**Page text:**
Pictorially speaking, you can use the differentials of these to transport vector s from the Lie algebra $\mathfrak{m}$ of $M$ – which is the tangent space at the identity of the group, $T_\mathrm{id}M$ – to any other tangent space $T_g M$. If you can define an inner product on the Lie algebra, you can use this trick to transport the inner product to all the other tangent spaces by left or right multiplication, which will get you a left or right invariant metric.

To be more precise, for every tangent vectors $U, V$ of a tangent space $T_{g} M$ there are unique vectors $X, Y$ that are mapped to $U, V$ by the differential of the right multiplication $R_g$, that is

$d R_g X = U \textrm{\; and \;} d R_g Y = V$

and we can define the inner product of $U$ and $V$ to have the value of that of $X$ and $Y$:

$\langle U, V \rangle := \langle X, Y \rangle$

This works for the left multiplication $L_g$, too, of course.

For a one-sided invariant metric, the geodesic equation looks somewhat simpler than for general metrics. Let us take a look at that:

On a Riemannian manifold $M$ with tangent bundle $T M$ there is a unique connection, the Levi-Civita connection, with the following properties for vector fields $X, Y, Z \in T M$:

$Z \langle X, Y \rangle = \langle \nabla_Z X, Y \rangle + \langle X, \nabla_Z Y \rangle \textrm{\; (metric compatibility)}$

$\nabla_X Y - \nabla_Y X = [X, Y] \textrm{\; (torsion freeness)}$

If we combine both formulas we get

$2 \langle \nabla_X Y, Z \rangle = X \langle Y, Z \rangle + Y \langle Z, X \rangle - Z \langle X, Y \rangle + \langle [X, Y], Z \rangle - \langle [Y, Z], X \rangle + \langle [Z, X], Y \rangle$

If the inner products are constant along every flow, i.e. the metric is (left or right) invariant, then the first three terms on the right hand side vanish, so that we get

$2 \langle \nabla_X Y, Z \rangle = \langle [X, Y], Z \rangle - \langle [Y, Z], X \rangle + \langle [Z, X], Y \rangle$

This latter formula can be written in a more succinct way if we introduce the coadjoint operator. Remeber the adjoint operator defined to be

$\mathrm{ad}_X Z = [X, Z]$

With the help of the inner product we can define the adjoint of the adjoint operator:

$\langle \mathrm{ad}^*_X Y, Z \rangle := \langle Y, \mathrm{ad}_X Z \rangle = \langle Y, [X, Z] \rangle$

Beware! We’re using the word ‘adjoint’ in two completely different ways here, both of which are very common in math. One way is to use ‘adjoint’ for the operation of taking a Lie bracket: $\mathrm{ad}_X Z = [X,Z]$. Another is to use ‘adjoint’ for the linear map $T: W \to V$ coming from a linear map between inner product spaces $T: V \to W$ given by $\langle T^* w, v \rangle =$ $\langle w, T v \rangle.$ Please don’t blame me for this.

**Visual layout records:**
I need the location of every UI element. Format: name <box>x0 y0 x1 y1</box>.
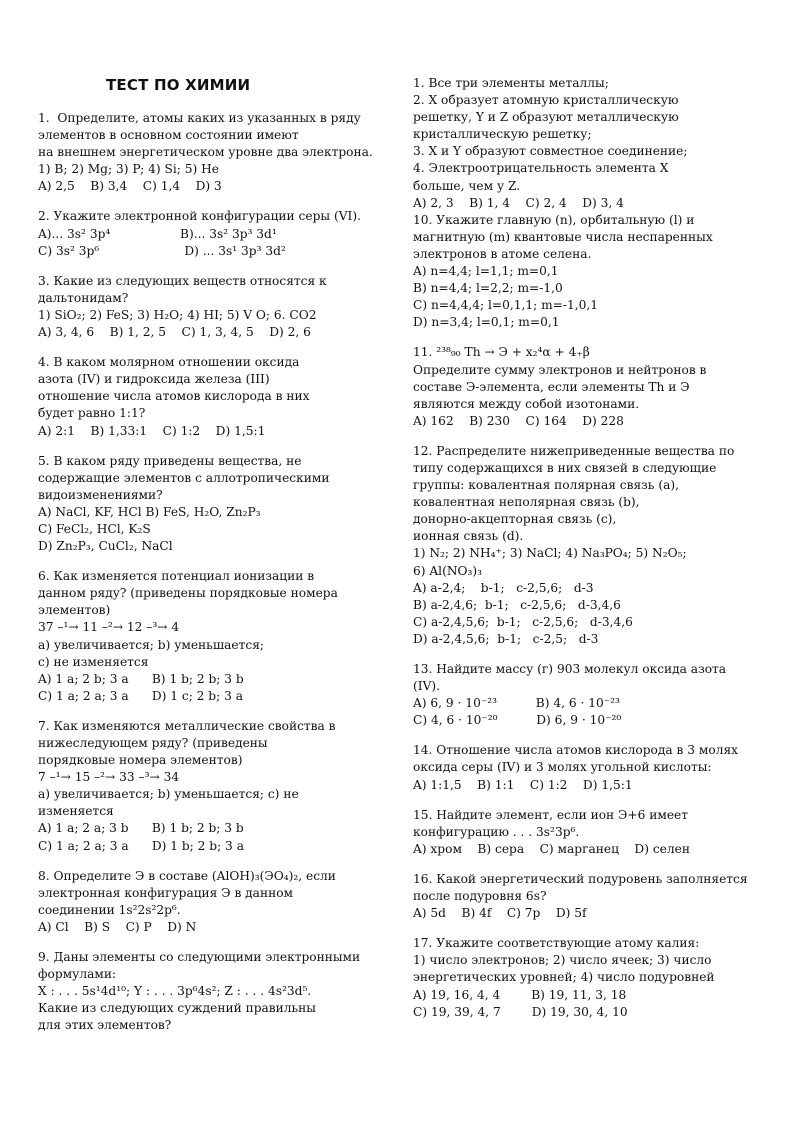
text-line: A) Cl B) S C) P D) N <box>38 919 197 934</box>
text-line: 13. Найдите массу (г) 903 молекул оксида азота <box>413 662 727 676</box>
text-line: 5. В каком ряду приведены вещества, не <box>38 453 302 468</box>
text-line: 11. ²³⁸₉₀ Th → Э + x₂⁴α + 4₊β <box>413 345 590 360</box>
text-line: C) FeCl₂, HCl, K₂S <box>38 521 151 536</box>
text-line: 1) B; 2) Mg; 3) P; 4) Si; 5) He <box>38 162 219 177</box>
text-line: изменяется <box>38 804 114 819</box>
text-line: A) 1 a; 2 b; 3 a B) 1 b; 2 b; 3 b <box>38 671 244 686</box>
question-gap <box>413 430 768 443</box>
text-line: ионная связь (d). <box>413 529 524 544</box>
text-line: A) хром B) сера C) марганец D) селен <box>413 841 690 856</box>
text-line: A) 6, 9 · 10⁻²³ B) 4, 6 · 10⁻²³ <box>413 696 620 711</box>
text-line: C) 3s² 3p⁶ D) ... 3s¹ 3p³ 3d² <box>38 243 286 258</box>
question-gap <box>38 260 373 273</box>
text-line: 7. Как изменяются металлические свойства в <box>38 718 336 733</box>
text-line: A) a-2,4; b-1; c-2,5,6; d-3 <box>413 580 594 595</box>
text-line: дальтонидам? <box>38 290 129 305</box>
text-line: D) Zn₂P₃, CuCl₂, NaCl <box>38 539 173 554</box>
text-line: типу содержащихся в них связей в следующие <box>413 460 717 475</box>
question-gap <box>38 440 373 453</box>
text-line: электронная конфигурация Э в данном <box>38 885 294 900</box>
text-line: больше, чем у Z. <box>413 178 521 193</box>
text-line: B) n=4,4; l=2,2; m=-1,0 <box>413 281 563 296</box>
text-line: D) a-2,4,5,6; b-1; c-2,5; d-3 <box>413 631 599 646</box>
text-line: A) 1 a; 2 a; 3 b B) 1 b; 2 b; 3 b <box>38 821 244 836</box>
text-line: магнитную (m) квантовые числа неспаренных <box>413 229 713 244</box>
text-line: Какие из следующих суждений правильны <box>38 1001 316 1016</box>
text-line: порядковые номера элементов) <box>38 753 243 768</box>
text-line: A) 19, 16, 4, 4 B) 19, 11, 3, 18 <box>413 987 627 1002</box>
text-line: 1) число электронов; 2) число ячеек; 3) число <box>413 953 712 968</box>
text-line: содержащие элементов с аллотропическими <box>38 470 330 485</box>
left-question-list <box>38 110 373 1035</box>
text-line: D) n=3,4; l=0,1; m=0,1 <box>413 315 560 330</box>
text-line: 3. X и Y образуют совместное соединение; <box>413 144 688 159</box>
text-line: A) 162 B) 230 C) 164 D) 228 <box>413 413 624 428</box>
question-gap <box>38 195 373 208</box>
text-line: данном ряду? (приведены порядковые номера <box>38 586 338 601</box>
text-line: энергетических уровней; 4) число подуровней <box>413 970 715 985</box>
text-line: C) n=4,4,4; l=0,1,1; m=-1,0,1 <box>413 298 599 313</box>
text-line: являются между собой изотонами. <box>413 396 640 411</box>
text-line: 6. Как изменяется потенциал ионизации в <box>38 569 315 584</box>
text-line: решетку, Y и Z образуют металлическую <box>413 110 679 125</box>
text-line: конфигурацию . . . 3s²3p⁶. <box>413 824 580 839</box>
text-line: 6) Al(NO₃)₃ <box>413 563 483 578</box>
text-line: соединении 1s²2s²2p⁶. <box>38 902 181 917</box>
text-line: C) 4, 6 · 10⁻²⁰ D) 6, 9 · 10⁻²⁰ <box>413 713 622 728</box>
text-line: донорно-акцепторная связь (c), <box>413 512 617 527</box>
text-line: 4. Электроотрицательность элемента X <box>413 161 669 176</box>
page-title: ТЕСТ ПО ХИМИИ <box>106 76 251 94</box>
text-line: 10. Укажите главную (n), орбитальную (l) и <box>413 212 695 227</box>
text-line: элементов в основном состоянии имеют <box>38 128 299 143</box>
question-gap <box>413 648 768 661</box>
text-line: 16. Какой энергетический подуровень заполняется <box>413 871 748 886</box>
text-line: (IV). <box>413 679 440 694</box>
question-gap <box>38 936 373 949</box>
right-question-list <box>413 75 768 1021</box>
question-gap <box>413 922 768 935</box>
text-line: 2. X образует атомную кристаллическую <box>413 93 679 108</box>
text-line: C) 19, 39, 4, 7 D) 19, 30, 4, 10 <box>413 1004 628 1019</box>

**Requests:**
• A. In the passage on invariant metrics, why do the first three terms on the right-hand side of the combined formula for $2 \langle \nabla_X Y, Z \rangle$ drop out?
• B. Retype everything in the passage on invariant metrics from "Pictorially speaking, you" down to "right invariant metric.".

**Full solutions:**
• A. The metric is left or right invariant, so the inner products are constant along every flow. The derivative terms $X \langle Y, Z \rangle$, $Y \langle Z, X \rangle$ and $Z \langle X, Y \rangle$ are therefore zero, and only the three bracket terms remain.

• B.
Pictorially speaking, you can use the differentials of these to transport vector s from the Lie algebra $\mathfrak{m}$ of $M$ – which is the tangent space at the identity of the group, $T_\mathrm{id}M$ – to any other tangent space $T_g M$. If you can define an inner product on the Lie algebra, you can use this trick to transport the inner product to all the other tangent spaces by left or right multiplication, which will get you a left or right invariant metric.